The records:

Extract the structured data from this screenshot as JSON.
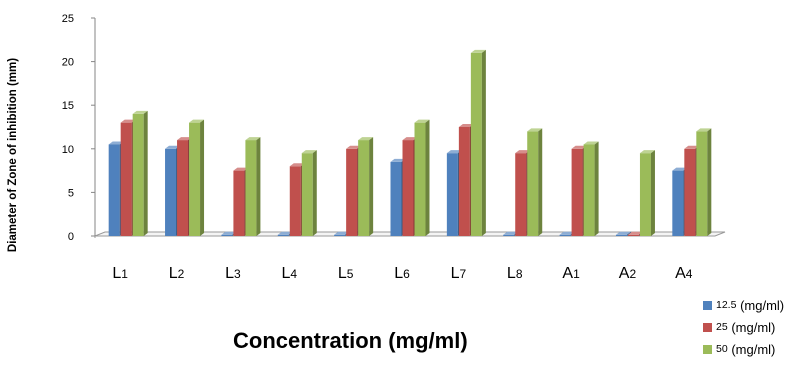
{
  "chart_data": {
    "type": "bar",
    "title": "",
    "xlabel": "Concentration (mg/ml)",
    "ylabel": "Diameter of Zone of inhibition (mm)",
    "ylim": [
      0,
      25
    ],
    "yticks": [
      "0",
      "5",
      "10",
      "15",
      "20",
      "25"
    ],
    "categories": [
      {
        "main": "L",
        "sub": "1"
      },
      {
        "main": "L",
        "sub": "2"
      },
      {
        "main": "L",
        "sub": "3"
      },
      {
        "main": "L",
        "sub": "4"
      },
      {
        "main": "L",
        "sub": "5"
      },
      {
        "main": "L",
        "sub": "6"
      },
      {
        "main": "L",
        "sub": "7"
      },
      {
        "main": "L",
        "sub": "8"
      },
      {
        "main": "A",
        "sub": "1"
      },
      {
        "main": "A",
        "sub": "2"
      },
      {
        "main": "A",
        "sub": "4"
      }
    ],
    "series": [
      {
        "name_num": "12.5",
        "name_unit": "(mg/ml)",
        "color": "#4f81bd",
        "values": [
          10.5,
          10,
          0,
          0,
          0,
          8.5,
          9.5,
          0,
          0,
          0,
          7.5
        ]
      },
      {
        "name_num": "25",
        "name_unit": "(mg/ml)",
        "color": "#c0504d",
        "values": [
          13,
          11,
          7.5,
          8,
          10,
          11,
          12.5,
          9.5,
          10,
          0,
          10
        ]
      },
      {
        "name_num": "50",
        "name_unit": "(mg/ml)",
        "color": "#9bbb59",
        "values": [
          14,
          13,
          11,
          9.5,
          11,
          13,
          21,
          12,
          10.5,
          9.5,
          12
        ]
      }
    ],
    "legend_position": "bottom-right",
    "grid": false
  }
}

--

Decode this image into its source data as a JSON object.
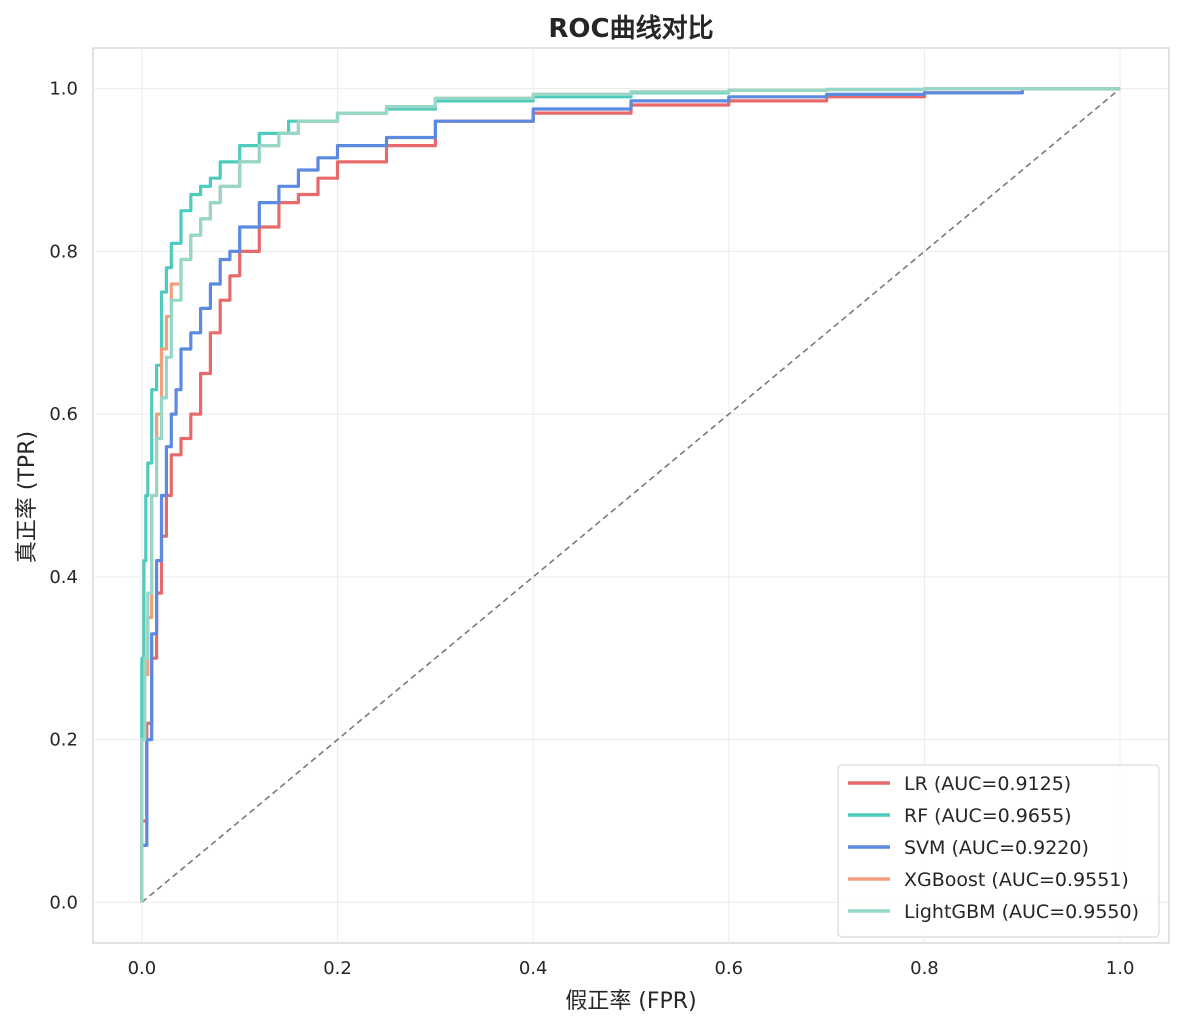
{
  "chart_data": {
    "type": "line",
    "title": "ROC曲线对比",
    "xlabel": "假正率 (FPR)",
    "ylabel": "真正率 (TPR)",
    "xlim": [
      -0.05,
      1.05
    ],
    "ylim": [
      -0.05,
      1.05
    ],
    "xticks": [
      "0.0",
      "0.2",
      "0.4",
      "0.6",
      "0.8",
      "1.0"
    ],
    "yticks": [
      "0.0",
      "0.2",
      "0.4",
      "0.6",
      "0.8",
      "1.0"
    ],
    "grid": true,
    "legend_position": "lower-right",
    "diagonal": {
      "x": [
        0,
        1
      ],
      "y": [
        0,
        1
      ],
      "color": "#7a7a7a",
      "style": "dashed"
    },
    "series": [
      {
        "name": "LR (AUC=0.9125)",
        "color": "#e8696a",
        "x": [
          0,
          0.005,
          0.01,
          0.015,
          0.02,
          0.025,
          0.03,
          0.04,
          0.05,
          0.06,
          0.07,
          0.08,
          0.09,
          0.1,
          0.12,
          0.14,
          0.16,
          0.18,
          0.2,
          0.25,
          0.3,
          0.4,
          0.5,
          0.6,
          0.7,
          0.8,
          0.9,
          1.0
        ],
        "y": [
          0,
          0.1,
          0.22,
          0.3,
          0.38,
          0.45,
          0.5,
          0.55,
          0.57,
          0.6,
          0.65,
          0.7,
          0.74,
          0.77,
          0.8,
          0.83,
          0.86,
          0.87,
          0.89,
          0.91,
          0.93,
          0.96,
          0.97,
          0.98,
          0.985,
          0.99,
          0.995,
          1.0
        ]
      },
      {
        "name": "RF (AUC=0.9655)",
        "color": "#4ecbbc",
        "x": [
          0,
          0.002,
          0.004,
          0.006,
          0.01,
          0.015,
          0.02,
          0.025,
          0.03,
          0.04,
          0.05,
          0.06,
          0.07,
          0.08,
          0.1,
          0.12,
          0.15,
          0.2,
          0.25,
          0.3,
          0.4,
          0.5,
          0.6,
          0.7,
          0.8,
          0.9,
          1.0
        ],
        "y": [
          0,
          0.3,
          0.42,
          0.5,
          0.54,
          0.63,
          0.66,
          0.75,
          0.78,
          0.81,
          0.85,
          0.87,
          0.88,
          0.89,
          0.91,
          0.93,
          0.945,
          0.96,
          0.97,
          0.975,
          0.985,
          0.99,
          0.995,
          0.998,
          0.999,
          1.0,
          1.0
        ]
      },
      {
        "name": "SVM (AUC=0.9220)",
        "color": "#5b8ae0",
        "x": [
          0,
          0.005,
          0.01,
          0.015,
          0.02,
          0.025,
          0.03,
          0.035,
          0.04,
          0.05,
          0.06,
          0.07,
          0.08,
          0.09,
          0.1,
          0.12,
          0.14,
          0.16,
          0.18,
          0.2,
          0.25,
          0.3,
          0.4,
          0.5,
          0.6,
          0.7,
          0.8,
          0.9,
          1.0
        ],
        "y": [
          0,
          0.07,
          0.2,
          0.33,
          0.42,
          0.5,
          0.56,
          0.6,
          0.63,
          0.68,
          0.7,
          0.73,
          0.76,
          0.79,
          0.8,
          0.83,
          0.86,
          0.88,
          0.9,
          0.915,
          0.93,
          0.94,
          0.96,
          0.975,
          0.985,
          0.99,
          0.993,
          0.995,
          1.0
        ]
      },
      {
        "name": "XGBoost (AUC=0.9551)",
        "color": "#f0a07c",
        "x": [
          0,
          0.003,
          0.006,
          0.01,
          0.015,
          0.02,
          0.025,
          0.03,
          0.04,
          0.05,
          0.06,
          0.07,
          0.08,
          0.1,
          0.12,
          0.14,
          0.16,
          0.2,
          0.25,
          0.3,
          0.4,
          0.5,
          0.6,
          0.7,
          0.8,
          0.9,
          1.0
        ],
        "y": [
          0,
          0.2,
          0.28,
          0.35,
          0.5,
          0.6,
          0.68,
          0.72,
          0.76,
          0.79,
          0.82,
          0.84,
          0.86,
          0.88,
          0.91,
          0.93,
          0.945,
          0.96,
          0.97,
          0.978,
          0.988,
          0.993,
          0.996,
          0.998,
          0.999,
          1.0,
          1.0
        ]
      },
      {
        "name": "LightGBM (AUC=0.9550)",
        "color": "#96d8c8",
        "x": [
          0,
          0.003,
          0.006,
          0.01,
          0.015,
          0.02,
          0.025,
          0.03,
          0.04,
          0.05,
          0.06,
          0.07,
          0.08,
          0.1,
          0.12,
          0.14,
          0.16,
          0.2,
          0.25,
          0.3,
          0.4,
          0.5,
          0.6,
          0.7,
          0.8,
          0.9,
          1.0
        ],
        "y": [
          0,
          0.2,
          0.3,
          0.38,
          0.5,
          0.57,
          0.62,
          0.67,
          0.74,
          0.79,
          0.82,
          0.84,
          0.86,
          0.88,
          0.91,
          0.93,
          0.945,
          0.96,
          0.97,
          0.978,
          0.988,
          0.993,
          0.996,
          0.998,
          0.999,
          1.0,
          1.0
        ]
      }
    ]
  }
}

* * *

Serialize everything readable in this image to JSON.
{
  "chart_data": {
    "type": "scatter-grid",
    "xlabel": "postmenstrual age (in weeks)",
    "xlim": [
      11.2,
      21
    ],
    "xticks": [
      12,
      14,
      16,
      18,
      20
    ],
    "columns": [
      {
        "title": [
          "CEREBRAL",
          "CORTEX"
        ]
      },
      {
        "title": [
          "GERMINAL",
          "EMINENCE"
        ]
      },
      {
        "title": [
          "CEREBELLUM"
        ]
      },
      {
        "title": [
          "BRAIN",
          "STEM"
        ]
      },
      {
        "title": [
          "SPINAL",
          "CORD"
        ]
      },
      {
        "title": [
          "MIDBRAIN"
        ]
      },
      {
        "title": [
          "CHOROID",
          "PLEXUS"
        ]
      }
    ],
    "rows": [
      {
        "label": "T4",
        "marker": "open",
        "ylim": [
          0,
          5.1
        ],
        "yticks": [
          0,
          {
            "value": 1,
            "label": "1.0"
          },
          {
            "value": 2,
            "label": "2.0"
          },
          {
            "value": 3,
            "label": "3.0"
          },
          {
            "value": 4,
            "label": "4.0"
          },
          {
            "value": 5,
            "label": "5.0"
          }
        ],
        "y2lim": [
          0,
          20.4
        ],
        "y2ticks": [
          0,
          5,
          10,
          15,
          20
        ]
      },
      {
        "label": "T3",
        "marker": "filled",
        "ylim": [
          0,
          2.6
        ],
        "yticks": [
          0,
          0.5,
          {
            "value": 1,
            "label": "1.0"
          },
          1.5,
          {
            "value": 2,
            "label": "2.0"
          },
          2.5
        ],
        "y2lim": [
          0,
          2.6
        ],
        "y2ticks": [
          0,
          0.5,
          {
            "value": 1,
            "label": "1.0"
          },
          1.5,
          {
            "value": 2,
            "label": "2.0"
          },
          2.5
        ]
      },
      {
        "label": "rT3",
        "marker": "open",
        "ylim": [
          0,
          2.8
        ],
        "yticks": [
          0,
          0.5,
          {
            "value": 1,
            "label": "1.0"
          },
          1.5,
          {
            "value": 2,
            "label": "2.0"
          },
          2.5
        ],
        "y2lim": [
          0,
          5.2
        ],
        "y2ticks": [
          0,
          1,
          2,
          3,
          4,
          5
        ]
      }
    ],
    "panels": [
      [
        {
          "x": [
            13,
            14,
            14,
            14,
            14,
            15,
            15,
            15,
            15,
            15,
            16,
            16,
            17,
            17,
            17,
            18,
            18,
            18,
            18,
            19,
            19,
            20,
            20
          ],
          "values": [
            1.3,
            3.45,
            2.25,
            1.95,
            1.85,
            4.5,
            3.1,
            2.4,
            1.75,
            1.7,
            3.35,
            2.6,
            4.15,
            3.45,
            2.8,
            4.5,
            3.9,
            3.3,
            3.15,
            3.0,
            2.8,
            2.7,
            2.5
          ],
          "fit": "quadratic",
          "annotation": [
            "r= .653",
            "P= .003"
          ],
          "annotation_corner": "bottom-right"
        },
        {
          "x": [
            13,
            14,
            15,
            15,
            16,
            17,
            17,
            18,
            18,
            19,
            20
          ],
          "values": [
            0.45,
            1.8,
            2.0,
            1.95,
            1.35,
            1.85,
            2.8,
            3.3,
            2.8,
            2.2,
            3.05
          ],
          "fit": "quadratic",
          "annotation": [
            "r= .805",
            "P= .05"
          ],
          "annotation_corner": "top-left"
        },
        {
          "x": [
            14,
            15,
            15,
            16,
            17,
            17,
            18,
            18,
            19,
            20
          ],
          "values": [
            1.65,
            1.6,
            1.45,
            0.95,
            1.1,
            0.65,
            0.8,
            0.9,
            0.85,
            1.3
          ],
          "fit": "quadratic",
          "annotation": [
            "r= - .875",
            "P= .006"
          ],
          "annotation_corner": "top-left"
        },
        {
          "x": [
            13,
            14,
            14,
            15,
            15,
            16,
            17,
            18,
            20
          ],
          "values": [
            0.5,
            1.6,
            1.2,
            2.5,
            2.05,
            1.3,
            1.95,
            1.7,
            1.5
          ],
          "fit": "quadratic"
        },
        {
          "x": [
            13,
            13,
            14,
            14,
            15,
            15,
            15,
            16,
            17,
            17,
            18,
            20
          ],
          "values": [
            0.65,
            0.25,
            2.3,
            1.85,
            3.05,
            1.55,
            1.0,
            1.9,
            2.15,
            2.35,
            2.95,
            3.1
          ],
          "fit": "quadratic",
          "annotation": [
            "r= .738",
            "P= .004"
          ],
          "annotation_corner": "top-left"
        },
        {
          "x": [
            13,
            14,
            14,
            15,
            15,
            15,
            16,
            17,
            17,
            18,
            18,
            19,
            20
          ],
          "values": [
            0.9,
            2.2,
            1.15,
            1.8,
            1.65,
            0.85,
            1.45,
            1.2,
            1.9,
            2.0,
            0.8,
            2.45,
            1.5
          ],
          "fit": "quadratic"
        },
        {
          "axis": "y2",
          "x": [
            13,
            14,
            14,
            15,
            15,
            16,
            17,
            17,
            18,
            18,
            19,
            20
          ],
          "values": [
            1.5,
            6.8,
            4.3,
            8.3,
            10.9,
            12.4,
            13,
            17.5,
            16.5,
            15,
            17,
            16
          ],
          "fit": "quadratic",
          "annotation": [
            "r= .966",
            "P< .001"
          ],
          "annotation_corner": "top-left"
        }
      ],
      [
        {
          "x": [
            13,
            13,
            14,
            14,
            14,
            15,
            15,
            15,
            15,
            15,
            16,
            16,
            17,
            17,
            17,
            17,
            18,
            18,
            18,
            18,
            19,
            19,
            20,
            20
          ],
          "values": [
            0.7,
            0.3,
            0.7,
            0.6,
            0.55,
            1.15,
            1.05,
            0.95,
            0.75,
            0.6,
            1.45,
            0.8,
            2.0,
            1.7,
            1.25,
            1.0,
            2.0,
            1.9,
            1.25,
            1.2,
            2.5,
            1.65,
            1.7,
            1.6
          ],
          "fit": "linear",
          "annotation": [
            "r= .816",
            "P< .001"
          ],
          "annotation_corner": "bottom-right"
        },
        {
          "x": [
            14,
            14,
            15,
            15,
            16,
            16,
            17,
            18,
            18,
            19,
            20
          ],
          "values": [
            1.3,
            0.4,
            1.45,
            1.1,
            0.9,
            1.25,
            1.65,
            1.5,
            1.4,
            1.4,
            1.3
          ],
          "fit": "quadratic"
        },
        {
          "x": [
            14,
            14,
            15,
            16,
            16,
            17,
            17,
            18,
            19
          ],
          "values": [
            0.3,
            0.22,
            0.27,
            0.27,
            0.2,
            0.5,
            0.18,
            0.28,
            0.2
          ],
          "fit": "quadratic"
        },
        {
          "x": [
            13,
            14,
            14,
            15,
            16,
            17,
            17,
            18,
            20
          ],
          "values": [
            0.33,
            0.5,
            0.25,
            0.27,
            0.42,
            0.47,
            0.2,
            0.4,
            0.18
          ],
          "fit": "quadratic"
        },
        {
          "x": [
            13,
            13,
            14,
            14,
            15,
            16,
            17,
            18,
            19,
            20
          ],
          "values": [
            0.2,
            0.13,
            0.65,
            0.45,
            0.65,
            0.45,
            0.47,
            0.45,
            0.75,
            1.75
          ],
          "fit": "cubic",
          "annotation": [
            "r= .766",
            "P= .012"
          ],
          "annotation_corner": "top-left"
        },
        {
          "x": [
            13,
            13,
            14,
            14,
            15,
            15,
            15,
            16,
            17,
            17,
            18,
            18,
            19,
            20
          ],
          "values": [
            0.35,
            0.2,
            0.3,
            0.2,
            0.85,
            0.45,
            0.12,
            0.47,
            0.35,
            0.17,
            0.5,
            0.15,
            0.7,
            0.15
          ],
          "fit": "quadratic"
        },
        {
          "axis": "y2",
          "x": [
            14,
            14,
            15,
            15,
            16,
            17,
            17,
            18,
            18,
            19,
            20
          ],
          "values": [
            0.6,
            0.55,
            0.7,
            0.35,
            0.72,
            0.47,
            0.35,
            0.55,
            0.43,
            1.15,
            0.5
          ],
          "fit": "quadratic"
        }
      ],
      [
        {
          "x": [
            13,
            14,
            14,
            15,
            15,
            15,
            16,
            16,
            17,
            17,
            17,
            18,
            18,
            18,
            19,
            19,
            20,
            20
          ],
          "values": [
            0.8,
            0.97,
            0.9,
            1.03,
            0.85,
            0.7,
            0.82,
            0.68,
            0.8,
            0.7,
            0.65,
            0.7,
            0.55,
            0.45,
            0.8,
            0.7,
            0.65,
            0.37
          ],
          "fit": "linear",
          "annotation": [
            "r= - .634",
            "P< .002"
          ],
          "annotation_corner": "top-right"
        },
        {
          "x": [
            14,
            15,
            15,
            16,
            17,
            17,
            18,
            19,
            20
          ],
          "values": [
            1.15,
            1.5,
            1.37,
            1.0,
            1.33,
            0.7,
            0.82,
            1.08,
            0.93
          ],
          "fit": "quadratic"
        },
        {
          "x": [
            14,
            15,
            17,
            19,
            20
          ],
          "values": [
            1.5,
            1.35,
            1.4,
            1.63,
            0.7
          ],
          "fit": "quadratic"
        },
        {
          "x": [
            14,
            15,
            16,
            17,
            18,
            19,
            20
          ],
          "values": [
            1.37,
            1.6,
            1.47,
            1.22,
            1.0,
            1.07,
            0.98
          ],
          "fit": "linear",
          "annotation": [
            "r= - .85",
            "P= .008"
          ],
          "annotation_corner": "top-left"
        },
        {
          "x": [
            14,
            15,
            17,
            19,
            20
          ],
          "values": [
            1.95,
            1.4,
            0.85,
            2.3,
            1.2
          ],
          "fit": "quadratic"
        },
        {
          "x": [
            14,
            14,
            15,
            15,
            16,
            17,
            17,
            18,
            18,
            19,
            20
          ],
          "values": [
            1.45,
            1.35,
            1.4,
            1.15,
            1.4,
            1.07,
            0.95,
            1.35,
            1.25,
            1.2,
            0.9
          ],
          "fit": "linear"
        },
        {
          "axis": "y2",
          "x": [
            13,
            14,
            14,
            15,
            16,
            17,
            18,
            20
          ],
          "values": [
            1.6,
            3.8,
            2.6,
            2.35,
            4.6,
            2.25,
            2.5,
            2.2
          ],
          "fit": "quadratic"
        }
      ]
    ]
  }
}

Problem description:
Among the entries, how many lines include the word "color"? Answer with a single number and nothing further.

The response:
9